Return all lines that include the string "copied".

Collection entries:
####

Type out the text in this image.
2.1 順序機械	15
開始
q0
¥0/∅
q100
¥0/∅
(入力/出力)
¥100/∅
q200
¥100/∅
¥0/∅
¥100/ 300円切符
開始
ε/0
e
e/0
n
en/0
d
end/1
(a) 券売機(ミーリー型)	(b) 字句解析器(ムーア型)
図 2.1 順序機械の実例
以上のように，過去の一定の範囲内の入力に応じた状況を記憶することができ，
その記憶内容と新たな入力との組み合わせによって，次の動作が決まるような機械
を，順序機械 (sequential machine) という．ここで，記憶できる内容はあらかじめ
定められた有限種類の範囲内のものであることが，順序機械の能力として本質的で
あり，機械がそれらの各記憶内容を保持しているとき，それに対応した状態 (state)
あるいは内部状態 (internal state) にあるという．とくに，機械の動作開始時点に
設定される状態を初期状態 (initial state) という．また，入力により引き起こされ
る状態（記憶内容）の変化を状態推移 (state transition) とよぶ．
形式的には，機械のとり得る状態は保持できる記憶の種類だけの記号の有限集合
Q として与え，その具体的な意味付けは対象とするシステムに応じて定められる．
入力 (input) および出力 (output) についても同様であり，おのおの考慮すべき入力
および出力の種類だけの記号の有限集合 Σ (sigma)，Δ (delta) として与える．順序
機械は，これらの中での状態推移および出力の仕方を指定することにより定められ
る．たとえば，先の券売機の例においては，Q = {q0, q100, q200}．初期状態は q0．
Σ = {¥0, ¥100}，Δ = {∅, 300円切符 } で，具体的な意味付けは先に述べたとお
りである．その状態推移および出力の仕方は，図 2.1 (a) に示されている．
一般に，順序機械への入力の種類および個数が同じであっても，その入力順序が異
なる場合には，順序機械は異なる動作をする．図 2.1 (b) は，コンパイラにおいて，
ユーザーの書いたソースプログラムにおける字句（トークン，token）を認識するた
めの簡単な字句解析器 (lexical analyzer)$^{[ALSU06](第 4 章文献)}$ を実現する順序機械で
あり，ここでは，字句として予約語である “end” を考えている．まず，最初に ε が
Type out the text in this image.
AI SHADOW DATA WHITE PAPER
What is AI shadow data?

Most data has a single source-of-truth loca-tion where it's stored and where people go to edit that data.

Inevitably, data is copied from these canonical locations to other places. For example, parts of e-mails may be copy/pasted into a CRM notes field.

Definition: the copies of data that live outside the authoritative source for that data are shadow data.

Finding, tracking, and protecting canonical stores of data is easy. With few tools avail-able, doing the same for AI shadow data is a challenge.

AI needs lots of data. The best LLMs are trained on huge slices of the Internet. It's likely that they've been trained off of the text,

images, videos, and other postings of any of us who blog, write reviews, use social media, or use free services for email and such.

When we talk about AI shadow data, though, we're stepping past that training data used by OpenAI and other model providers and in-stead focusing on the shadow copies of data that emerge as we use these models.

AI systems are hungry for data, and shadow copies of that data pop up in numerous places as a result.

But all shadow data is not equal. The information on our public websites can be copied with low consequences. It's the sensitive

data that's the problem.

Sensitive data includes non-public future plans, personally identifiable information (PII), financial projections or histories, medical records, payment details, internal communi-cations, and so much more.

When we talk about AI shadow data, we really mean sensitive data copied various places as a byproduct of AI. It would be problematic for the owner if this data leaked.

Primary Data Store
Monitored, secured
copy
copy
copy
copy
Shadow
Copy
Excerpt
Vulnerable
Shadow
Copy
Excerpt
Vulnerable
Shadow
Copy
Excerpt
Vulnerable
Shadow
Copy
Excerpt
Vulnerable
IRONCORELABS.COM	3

####

-- Solution --
Inevitably, data is copied from these canonical locations to other places. For example, parts of e-mails may be copy/pasted into a CRM notes field.
But all shadow data is not equal. The information on our public websites can be copied with low consequences. It's the sensitive
When we talk about AI shadow data, we really mean sensitive data copied various places as a byproduct of AI. It would be problematic for the owner if this data leaked.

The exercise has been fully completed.